DATA SUPPLIED -
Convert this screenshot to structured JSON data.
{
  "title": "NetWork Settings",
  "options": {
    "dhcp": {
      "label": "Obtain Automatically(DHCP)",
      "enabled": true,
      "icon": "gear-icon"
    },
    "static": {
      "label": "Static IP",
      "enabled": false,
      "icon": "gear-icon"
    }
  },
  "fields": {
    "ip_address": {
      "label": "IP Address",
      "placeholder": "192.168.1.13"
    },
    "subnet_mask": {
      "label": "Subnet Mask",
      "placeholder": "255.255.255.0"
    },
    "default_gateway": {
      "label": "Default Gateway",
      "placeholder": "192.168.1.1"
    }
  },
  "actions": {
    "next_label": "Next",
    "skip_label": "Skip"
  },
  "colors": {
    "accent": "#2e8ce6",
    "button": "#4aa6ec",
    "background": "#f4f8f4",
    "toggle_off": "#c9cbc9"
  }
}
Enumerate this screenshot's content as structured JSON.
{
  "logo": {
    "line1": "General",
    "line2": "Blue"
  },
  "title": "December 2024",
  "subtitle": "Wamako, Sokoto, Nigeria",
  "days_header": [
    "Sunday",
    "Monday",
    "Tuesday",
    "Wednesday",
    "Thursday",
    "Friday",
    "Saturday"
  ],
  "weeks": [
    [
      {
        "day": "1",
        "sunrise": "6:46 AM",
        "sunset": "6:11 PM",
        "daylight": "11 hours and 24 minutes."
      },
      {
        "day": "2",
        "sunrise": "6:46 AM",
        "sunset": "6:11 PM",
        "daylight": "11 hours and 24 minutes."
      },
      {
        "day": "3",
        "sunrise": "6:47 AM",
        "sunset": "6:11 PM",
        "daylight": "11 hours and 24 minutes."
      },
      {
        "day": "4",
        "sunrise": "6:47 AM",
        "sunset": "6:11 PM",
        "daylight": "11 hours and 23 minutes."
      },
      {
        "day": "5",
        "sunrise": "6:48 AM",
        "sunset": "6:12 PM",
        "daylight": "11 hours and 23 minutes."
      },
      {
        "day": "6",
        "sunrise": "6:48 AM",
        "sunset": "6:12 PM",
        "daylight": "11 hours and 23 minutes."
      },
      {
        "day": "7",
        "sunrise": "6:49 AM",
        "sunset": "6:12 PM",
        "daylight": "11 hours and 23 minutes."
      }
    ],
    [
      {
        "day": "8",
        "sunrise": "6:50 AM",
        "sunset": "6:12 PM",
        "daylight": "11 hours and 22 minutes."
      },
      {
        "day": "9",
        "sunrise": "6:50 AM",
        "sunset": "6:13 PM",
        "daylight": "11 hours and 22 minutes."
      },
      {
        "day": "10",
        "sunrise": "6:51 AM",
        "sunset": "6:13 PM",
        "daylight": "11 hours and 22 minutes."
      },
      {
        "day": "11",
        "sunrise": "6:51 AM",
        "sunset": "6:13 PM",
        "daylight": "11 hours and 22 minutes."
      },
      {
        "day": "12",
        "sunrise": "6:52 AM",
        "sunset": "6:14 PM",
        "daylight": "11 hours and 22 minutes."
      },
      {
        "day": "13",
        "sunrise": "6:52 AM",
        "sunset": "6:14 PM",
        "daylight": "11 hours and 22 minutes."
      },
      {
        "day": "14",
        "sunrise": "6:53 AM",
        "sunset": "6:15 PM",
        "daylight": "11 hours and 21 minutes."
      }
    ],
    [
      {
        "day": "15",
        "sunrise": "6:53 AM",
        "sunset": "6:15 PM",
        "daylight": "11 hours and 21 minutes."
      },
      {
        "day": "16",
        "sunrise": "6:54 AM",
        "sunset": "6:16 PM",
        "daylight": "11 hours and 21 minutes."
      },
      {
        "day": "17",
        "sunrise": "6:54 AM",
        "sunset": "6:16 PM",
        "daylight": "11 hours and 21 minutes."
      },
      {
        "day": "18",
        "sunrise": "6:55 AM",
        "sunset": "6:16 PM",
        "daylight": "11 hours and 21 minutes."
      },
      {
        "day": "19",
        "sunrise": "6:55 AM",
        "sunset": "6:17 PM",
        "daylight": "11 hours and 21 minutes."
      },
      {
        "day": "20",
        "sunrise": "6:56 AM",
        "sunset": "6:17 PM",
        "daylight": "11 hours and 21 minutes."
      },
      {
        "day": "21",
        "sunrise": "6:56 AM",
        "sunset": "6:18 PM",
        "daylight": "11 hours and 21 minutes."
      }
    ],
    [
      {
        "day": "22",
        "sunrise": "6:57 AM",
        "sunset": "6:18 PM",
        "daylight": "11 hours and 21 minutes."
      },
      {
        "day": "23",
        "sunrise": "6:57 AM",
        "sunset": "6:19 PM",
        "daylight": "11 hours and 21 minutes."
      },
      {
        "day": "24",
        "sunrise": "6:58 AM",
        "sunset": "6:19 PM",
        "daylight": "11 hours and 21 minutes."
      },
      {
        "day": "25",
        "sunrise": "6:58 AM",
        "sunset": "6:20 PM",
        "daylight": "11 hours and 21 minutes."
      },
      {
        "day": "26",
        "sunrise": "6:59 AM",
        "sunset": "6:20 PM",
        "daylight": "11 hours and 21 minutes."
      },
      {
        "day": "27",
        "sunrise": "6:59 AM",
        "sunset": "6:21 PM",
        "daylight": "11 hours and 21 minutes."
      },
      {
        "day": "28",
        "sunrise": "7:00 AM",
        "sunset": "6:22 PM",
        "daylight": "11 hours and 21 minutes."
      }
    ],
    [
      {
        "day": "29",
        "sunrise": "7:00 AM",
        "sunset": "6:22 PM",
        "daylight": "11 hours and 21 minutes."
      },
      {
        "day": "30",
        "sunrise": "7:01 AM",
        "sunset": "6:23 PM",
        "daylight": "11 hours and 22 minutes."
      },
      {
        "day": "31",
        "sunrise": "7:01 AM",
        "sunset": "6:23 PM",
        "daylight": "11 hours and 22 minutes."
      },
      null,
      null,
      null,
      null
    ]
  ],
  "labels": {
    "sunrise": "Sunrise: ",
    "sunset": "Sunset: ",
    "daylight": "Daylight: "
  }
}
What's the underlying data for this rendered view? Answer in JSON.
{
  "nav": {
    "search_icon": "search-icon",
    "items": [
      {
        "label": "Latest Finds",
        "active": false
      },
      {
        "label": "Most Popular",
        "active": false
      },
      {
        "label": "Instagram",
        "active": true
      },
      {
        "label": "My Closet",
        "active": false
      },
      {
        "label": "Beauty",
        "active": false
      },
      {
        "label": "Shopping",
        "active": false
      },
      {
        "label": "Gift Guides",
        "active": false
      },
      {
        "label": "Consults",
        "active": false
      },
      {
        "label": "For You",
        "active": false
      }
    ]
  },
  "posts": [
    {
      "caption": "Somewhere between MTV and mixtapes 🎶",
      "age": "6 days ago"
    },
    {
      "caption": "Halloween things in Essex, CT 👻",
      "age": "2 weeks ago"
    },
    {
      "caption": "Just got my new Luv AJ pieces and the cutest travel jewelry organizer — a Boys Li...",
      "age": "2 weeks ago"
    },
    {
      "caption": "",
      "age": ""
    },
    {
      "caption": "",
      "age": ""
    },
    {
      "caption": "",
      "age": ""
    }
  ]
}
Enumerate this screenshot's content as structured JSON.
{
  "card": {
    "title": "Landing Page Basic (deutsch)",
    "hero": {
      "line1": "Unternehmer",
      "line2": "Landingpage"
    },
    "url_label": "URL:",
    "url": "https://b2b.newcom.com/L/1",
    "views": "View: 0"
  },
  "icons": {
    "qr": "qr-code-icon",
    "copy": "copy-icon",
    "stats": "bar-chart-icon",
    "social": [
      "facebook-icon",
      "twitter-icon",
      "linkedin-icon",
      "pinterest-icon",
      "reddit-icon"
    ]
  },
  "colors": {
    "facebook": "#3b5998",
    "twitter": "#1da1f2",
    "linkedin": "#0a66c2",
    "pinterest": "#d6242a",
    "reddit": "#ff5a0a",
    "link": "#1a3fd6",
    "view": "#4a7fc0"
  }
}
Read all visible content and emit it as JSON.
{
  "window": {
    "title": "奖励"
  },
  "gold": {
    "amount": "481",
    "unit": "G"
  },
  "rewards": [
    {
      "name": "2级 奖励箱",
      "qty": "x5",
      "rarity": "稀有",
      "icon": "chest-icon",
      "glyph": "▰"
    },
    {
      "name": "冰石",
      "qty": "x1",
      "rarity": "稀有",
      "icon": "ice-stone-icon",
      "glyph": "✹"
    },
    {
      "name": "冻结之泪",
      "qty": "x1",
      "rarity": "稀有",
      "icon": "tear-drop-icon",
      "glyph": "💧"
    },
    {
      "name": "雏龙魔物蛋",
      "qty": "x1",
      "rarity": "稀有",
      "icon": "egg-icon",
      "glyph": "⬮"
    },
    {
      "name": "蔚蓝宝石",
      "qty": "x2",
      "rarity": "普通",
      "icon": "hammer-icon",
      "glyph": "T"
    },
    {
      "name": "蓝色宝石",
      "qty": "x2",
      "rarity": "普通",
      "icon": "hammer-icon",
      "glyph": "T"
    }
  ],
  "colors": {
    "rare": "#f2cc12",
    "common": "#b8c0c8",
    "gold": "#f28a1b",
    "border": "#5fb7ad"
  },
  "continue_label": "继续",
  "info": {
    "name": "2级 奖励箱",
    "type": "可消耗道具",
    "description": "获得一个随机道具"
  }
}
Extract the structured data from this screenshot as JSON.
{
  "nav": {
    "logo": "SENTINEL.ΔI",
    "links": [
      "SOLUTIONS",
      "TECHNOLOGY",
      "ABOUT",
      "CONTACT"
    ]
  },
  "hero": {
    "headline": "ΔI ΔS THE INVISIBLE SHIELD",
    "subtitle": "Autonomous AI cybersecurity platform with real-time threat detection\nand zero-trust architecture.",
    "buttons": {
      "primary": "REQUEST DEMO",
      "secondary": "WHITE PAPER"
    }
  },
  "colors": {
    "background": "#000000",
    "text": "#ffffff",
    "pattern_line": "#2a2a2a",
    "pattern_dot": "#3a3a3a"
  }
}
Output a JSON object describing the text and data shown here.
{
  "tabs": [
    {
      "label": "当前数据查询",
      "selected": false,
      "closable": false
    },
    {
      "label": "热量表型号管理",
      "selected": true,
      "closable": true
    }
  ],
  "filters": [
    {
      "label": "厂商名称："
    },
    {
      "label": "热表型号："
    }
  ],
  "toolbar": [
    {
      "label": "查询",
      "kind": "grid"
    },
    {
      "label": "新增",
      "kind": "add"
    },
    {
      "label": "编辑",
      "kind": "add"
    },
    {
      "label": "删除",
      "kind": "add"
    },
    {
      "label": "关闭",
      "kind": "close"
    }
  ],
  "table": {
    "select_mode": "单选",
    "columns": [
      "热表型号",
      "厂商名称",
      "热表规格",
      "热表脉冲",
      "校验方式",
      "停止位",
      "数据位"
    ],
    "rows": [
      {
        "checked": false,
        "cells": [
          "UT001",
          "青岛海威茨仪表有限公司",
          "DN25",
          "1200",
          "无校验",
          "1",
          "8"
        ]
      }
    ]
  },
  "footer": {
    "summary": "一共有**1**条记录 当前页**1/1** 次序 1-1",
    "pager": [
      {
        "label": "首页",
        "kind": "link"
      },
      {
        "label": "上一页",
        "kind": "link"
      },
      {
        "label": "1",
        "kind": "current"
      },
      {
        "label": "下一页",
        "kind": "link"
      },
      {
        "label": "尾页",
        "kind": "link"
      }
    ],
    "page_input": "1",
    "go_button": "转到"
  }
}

EXERCISE DIRECTIONS - Check each line of the entries above, and show every one holding the word "name".

ANSWER TO THIS TASK -
      "name": "2级 奖励箱",
      "name": "冰石",
      "name": "冻结之泪",
      "name": "雏龙魔物蛋",
      "name": "蔚蓝宝石",
      "name": "蓝色宝石",
    "name": "2级 奖励箱",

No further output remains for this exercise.